* Material provided:
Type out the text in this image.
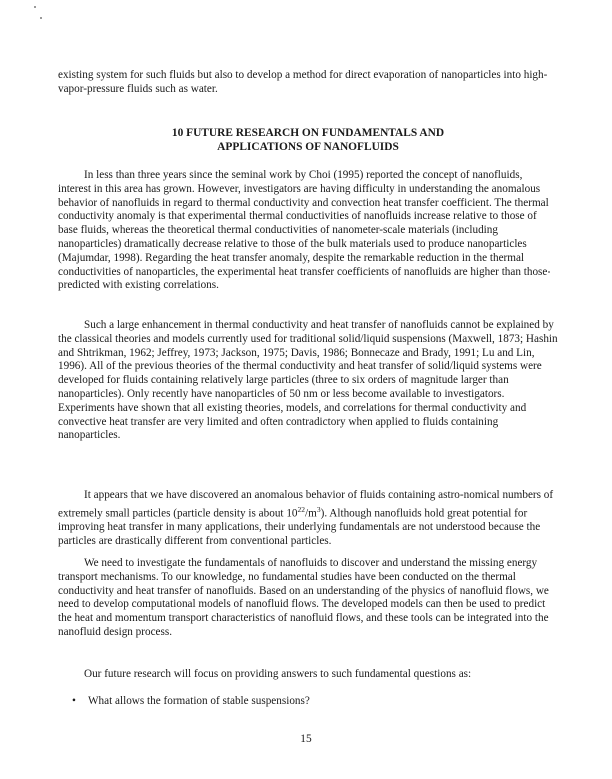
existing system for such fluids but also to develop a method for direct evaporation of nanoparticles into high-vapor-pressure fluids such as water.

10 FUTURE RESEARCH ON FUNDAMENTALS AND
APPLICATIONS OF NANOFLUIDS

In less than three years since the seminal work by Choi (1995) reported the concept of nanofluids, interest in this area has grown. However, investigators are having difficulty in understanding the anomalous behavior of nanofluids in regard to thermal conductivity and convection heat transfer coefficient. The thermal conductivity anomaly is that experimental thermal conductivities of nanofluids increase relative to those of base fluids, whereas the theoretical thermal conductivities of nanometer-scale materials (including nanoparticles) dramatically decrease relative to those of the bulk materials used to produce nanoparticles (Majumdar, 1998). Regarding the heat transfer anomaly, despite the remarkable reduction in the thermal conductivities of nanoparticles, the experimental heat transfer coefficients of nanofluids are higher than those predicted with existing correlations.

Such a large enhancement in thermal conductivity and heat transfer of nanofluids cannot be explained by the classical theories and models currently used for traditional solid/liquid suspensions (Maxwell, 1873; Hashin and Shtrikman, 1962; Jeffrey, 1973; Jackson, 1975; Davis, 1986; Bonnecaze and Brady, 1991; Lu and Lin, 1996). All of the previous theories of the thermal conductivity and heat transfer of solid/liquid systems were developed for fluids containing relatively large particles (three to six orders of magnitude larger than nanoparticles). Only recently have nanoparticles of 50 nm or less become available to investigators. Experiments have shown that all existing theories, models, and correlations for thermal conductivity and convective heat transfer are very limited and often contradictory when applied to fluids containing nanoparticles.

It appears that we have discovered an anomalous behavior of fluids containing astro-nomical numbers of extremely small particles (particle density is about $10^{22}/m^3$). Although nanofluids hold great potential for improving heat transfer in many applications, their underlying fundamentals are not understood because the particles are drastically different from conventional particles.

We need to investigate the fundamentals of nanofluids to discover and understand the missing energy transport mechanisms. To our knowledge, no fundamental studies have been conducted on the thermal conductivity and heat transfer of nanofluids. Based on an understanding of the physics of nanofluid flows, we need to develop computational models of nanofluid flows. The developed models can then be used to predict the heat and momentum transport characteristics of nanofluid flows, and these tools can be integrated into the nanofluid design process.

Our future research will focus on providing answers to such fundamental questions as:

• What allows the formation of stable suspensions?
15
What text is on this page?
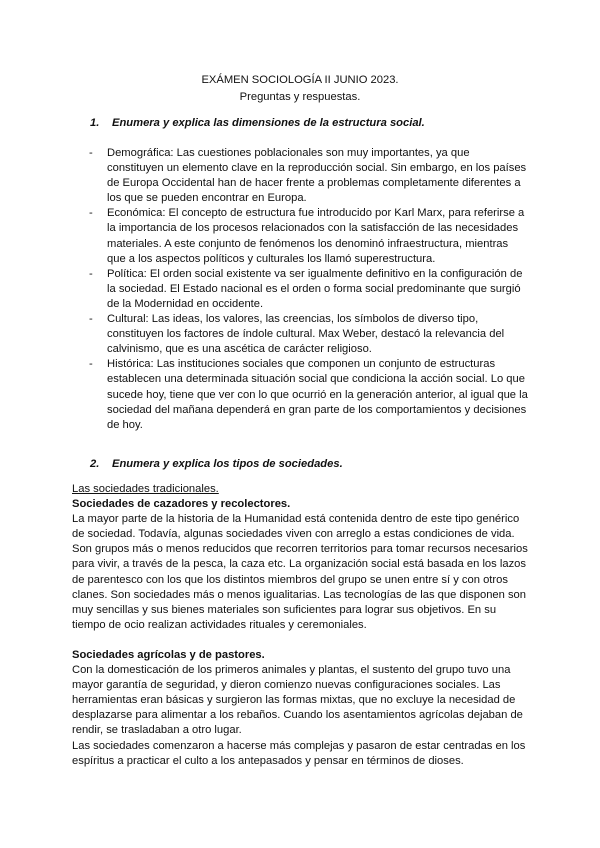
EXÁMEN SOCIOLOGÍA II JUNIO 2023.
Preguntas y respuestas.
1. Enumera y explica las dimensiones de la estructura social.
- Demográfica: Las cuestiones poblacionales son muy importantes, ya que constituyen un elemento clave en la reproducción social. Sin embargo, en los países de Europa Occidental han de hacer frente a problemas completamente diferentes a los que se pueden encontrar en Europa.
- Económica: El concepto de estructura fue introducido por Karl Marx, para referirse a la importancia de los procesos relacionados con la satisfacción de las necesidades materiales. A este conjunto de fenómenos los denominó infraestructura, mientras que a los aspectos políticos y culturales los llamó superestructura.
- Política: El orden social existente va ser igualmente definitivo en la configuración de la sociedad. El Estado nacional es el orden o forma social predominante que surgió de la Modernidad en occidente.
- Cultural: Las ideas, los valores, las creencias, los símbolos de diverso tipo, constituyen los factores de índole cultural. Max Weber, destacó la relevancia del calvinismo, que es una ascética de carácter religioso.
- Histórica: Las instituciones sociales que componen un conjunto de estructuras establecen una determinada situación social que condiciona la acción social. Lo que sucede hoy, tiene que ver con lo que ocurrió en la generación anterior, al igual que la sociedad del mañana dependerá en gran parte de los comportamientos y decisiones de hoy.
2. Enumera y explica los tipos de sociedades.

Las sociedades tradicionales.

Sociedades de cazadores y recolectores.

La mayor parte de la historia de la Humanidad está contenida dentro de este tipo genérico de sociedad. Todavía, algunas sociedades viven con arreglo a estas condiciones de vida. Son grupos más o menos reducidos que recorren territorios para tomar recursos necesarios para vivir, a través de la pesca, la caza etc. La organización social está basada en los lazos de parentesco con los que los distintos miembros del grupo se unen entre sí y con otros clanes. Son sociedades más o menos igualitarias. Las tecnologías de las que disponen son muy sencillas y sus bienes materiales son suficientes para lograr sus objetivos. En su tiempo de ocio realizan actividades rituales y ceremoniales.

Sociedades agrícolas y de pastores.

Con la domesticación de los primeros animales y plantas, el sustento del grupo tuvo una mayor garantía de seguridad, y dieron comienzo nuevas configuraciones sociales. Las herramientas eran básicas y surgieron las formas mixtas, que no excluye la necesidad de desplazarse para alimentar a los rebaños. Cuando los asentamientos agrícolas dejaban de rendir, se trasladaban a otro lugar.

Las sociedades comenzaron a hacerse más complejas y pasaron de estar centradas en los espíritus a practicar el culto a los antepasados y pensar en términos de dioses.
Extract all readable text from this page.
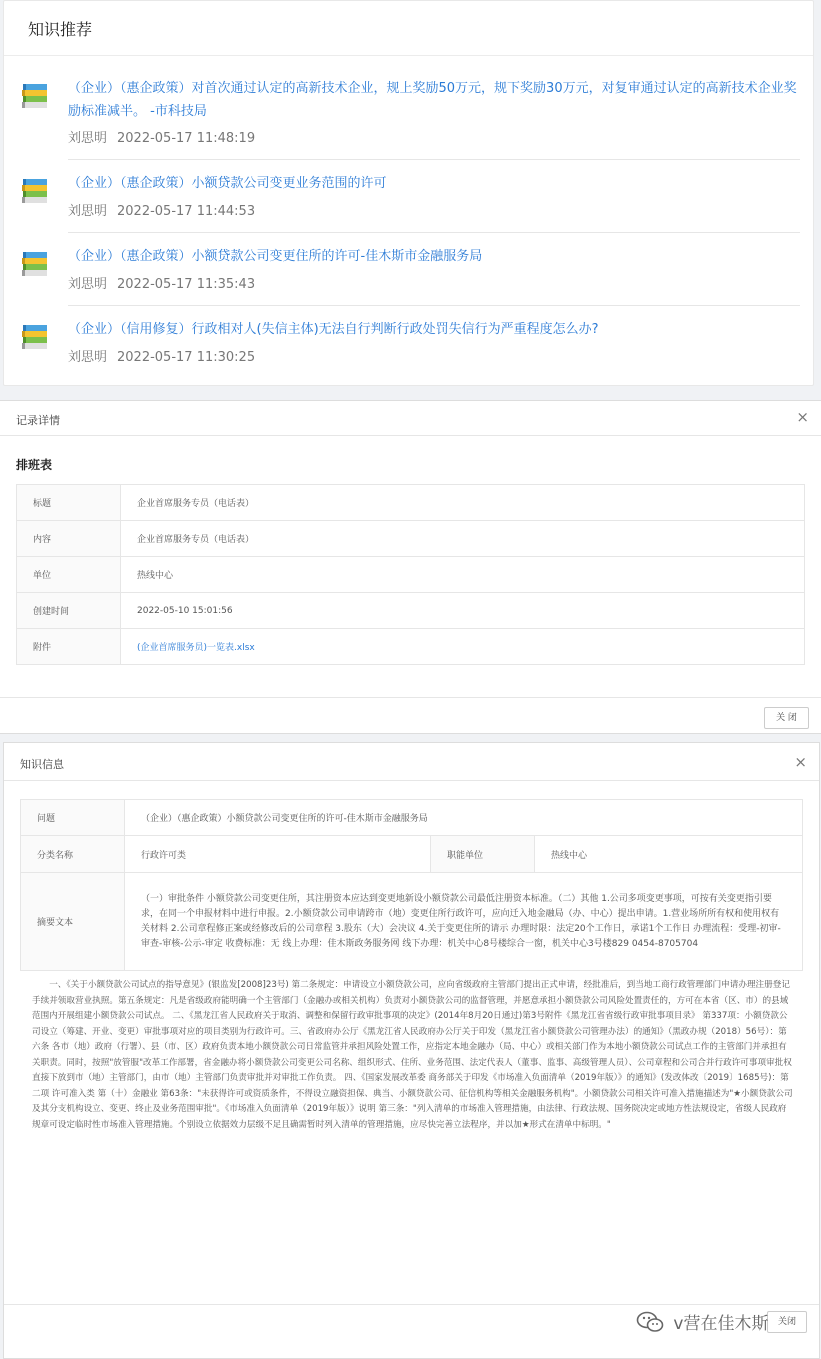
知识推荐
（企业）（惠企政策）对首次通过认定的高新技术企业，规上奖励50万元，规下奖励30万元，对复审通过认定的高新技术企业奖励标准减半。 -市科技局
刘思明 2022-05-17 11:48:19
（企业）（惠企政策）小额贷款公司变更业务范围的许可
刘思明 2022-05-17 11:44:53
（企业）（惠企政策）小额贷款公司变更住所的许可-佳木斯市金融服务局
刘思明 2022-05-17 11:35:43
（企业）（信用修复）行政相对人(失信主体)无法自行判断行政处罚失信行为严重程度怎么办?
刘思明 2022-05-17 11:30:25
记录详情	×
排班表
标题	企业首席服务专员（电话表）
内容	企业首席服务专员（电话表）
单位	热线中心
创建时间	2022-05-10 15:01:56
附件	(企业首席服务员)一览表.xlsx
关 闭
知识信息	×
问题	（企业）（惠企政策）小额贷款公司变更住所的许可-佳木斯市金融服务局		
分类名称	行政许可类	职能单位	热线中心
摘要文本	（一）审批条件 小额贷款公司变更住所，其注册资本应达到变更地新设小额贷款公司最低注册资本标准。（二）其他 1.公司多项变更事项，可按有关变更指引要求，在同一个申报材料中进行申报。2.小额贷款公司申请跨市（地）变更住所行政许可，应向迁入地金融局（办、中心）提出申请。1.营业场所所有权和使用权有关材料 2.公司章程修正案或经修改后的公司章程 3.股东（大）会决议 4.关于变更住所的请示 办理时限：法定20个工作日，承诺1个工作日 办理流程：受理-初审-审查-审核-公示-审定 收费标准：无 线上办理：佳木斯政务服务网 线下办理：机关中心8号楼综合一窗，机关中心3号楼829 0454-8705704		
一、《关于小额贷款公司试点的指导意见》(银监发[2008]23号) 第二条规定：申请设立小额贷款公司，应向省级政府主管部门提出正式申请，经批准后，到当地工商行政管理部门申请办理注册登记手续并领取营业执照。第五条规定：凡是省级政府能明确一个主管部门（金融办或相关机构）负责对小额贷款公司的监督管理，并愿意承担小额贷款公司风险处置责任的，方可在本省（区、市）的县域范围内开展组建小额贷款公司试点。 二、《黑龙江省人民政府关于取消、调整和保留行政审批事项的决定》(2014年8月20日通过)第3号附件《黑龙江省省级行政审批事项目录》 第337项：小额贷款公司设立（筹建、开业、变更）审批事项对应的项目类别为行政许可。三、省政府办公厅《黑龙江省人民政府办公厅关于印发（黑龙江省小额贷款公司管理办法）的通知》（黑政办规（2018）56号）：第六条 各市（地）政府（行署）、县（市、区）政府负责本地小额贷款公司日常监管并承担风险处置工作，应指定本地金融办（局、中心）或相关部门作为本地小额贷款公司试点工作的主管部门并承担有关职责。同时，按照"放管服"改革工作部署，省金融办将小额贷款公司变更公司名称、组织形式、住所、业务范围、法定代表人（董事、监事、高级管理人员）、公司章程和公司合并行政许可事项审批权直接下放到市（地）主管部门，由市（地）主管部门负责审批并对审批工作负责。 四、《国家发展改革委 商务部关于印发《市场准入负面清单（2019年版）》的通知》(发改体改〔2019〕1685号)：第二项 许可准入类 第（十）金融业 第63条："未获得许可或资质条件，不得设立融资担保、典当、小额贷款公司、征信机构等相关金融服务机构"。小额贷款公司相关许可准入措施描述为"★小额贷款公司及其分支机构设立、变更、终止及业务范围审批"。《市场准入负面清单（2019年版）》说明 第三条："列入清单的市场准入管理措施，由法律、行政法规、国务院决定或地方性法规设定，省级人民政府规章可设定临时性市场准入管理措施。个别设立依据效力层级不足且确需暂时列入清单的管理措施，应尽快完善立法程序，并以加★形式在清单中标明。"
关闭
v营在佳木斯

* Required task: List each line in the listing that contains the string "佳木斯市金融服务局".

* Task answer:
（企业）（惠企政策）小额贷款公司变更住所的许可-佳木斯市金融服务局
问题	（企业）（惠企政策）小额贷款公司变更住所的许可-佳木斯市金融服务局		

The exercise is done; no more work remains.